WHAT YOU NEED TO DO → Only the pictures are omitted; repeat all other data exactly.

+---+

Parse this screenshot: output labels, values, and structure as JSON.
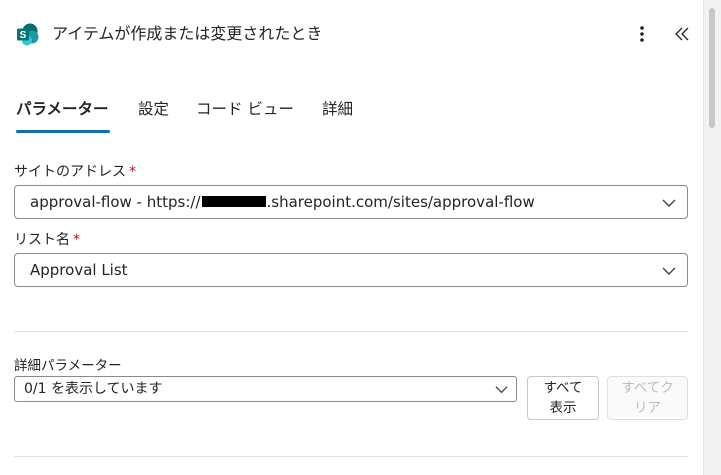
{
  "header": {
    "title": "アイテムが作成または変更されたとき",
    "app_icon": "sharepoint-logo",
    "more_icon": "more-vertical-icon",
    "collapse_icon": "double-chevron-left-icon"
  },
  "tabs": [
    {
      "label": "パラメーター",
      "active": true
    },
    {
      "label": "設定",
      "active": false
    },
    {
      "label": "コード ビュー",
      "active": false
    },
    {
      "label": "詳細",
      "active": false
    }
  ],
  "fields": {
    "site_address": {
      "label": "サイトのアドレス",
      "required_mark": "*",
      "value_prefix": "approval-flow - https://",
      "value_suffix": ".sharepoint.com/sites/approval-flow"
    },
    "list_name": {
      "label": "リスト名",
      "required_mark": "*",
      "value": "Approval List"
    }
  },
  "advanced": {
    "label": "詳細パラメーター",
    "dropdown_value": "0/1 を表示しています",
    "show_all_line1": "すべて",
    "show_all_line2": "表示",
    "clear_all_line1": "すべてク",
    "clear_all_line2": "リア"
  },
  "colors": {
    "accent": "#0f6cbd",
    "required": "#c50f1f",
    "sharepoint_teal": "#038387"
  }
}
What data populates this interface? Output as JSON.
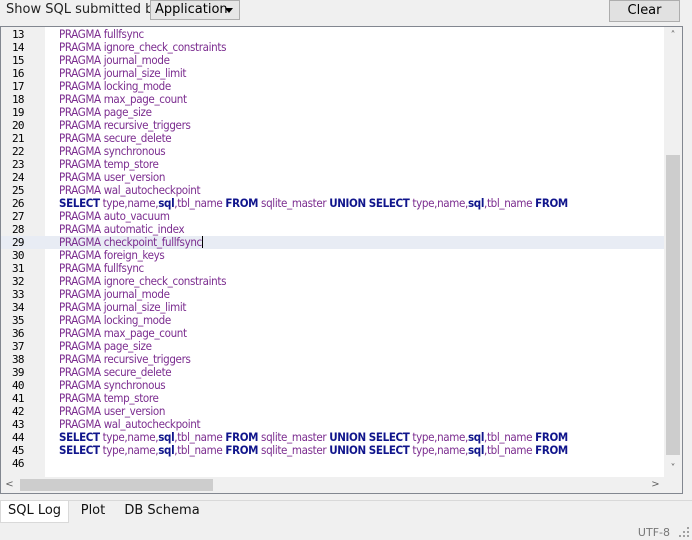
{
  "toolbar": {
    "show_label": "Show SQL submitted by",
    "source_select": "Application",
    "clear_button": "Clear"
  },
  "log_lines": [
    {
      "n": "13",
      "text": "PRAGMA fullfsync"
    },
    {
      "n": "14",
      "text": "PRAGMA ignore_check_constraints"
    },
    {
      "n": "15",
      "text": "PRAGMA journal_mode"
    },
    {
      "n": "16",
      "text": "PRAGMA journal_size_limit"
    },
    {
      "n": "17",
      "text": "PRAGMA locking_mode"
    },
    {
      "n": "18",
      "text": "PRAGMA max_page_count"
    },
    {
      "n": "19",
      "text": "PRAGMA page_size"
    },
    {
      "n": "20",
      "text": "PRAGMA recursive_triggers"
    },
    {
      "n": "21",
      "text": "PRAGMA secure_delete"
    },
    {
      "n": "22",
      "text": "PRAGMA synchronous"
    },
    {
      "n": "23",
      "text": "PRAGMA temp_store"
    },
    {
      "n": "24",
      "text": "PRAGMA user_version"
    },
    {
      "n": "25",
      "text": "PRAGMA wal_autocheckpoint"
    },
    {
      "n": "26",
      "text": "SELECT type,name,sql,tbl_name FROM sqlite_master UNION SELECT type,name,sql,tbl_name FROM",
      "select": true
    },
    {
      "n": "27",
      "text": "PRAGMA auto_vacuum"
    },
    {
      "n": "28",
      "text": "PRAGMA automatic_index"
    },
    {
      "n": "29",
      "text": "PRAGMA checkpoint_fullfsync",
      "highlight": true
    },
    {
      "n": "30",
      "text": "PRAGMA foreign_keys"
    },
    {
      "n": "31",
      "text": "PRAGMA fullfsync"
    },
    {
      "n": "32",
      "text": "PRAGMA ignore_check_constraints"
    },
    {
      "n": "33",
      "text": "PRAGMA journal_mode"
    },
    {
      "n": "34",
      "text": "PRAGMA journal_size_limit"
    },
    {
      "n": "35",
      "text": "PRAGMA locking_mode"
    },
    {
      "n": "36",
      "text": "PRAGMA max_page_count"
    },
    {
      "n": "37",
      "text": "PRAGMA page_size"
    },
    {
      "n": "38",
      "text": "PRAGMA recursive_triggers"
    },
    {
      "n": "39",
      "text": "PRAGMA secure_delete"
    },
    {
      "n": "40",
      "text": "PRAGMA synchronous"
    },
    {
      "n": "41",
      "text": "PRAGMA temp_store"
    },
    {
      "n": "42",
      "text": "PRAGMA user_version"
    },
    {
      "n": "43",
      "text": "PRAGMA wal_autocheckpoint"
    },
    {
      "n": "44",
      "text": "SELECT type,name,sql,tbl_name FROM sqlite_master UNION SELECT type,name,sql,tbl_name FROM",
      "select": true
    },
    {
      "n": "45",
      "text": "SELECT type,name,sql,tbl_name FROM sqlite_master UNION SELECT type,name,sql,tbl_name FROM",
      "select": true
    },
    {
      "n": "46",
      "text": ""
    }
  ],
  "tabs": [
    {
      "label": "SQL Log",
      "active": true
    },
    {
      "label": "Plot",
      "active": false
    },
    {
      "label": "DB Schema",
      "active": false
    }
  ],
  "status": {
    "encoding": "UTF-8"
  },
  "icons": {
    "scroll_up": "chevron-up-icon",
    "scroll_down": "chevron-down-icon",
    "scroll_left": "chevron-left-icon",
    "scroll_right": "chevron-right-icon",
    "dropdown": "caret-down-icon"
  }
}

+---+

OUTPUT FOR THIS EXERCISE →
Parse this screenshot: output labels, values, and structure as JSON.
{
  "header": {
    "title": "アイテムが作成または変更されたとき",
    "app_icon": "sharepoint-logo",
    "more_icon": "more-vertical-icon",
    "collapse_icon": "double-chevron-left-icon"
  },
  "tabs": [
    {
      "label": "パラメーター",
      "active": true
    },
    {
      "label": "設定",
      "active": false
    },
    {
      "label": "コード ビュー",
      "active": false
    },
    {
      "label": "詳細",
      "active": false
    }
  ],
  "fields": {
    "site_address": {
      "label": "サイトのアドレス",
      "required_mark": "*",
      "value_prefix": "approval-flow - https://",
      "value_suffix": ".sharepoint.com/sites/approval-flow"
    },
    "list_name": {
      "label": "リスト名",
      "required_mark": "*",
      "value": "Approval List"
    }
  },
  "advanced": {
    "label": "詳細パラメーター",
    "dropdown_value": "0/1 を表示しています",
    "show_all_line1": "すべて",
    "show_all_line2": "表示",
    "clear_all_line1": "すべてク",
    "clear_all_line2": "リア"
  },
  "colors": {
    "accent": "#0f6cbd",
    "required": "#c50f1f",
    "sharepoint_teal": "#038387"
  }
}
What data populates this interface? Output as JSON.
{
  "toolbar": {
    "show_label": "Show SQL submitted by",
    "source_select": "Application",
    "clear_button": "Clear"
  },
  "log_lines": [
    {
      "n": "13",
      "text": "PRAGMA fullfsync"
    },
    {
      "n": "14",
      "text": "PRAGMA ignore_check_constraints"
    },
    {
      "n": "15",
      "text": "PRAGMA journal_mode"
    },
    {
      "n": "16",
      "text": "PRAGMA journal_size_limit"
    },
    {
      "n": "17",
      "text": "PRAGMA locking_mode"
    },
    {
      "n": "18",
      "text": "PRAGMA max_page_count"
    },
    {
      "n": "19",
      "text": "PRAGMA page_size"
    },
    {
      "n": "20",
      "text": "PRAGMA recursive_triggers"
    },
    {
      "n": "21",
      "text": "PRAGMA secure_delete"
    },
    {
      "n": "22",
      "text": "PRAGMA synchronous"
    },
    {
      "n": "23",
      "text": "PRAGMA temp_store"
    },
    {
      "n": "24",
      "text": "PRAGMA user_version"
    },
    {
      "n": "25",
      "text": "PRAGMA wal_autocheckpoint"
    },
    {
      "n": "26",
      "text": "SELECT type,name,sql,tbl_name FROM sqlite_master UNION SELECT type,name,sql,tbl_name FROM",
      "select": true
    },
    {
      "n": "27",
      "text": "PRAGMA auto_vacuum"
    },
    {
      "n": "28",
      "text": "PRAGMA automatic_index"
    },
    {
      "n": "29",
      "text": "PRAGMA checkpoint_fullfsync",
      "highlight": true
    },
    {
      "n": "30",
      "text": "PRAGMA foreign_keys"
    },
    {
      "n": "31",
      "text": "PRAGMA fullfsync"
    },
    {
      "n": "32",
      "text": "PRAGMA ignore_check_constraints"
    },
    {
      "n": "33",
      "text": "PRAGMA journal_mode"
    },
    {
      "n": "34",
      "text": "PRAGMA journal_size_limit"
    },
    {
      "n": "35",
      "text": "PRAGMA locking_mode"
    },
    {
      "n": "36",
      "text": "PRAGMA max_page_count"
    },
    {
      "n": "37",
      "text": "PRAGMA page_size"
    },
    {
      "n": "38",
      "text": "PRAGMA recursive_triggers"
    },
    {
      "n": "39",
      "text": "PRAGMA secure_delete"
    },
    {
      "n": "40",
      "text": "PRAGMA synchronous"
    },
    {
      "n": "41",
      "text": "PRAGMA temp_store"
    },
    {
      "n": "42",
      "text": "PRAGMA user_version"
    },
    {
      "n": "43",
      "text": "PRAGMA wal_autocheckpoint"
    },
    {
      "n": "44",
      "text": "SELECT type,name,sql,tbl_name FROM sqlite_master UNION SELECT type,name,sql,tbl_name FROM",
      "select": true
    },
    {
      "n": "45",
      "text": "SELECT type,name,sql,tbl_name FROM sqlite_master UNION SELECT type,name,sql,tbl_name FROM",
      "select": true
    },
    {
      "n": "46",
      "text": ""
    }
  ],
  "tabs": [
    {
      "label": "SQL Log",
      "active": true
    },
    {
      "label": "Plot",
      "active": false
    },
    {
      "label": "DB Schema",
      "active": false
    }
  ],
  "status": {
    "encoding": "UTF-8"
  },
  "icons": {
    "scroll_up": "chevron-up-icon",
    "scroll_down": "chevron-down-icon",
    "scroll_left": "chevron-left-icon",
    "scroll_right": "chevron-right-icon",
    "dropdown": "caret-down-icon"
  }
}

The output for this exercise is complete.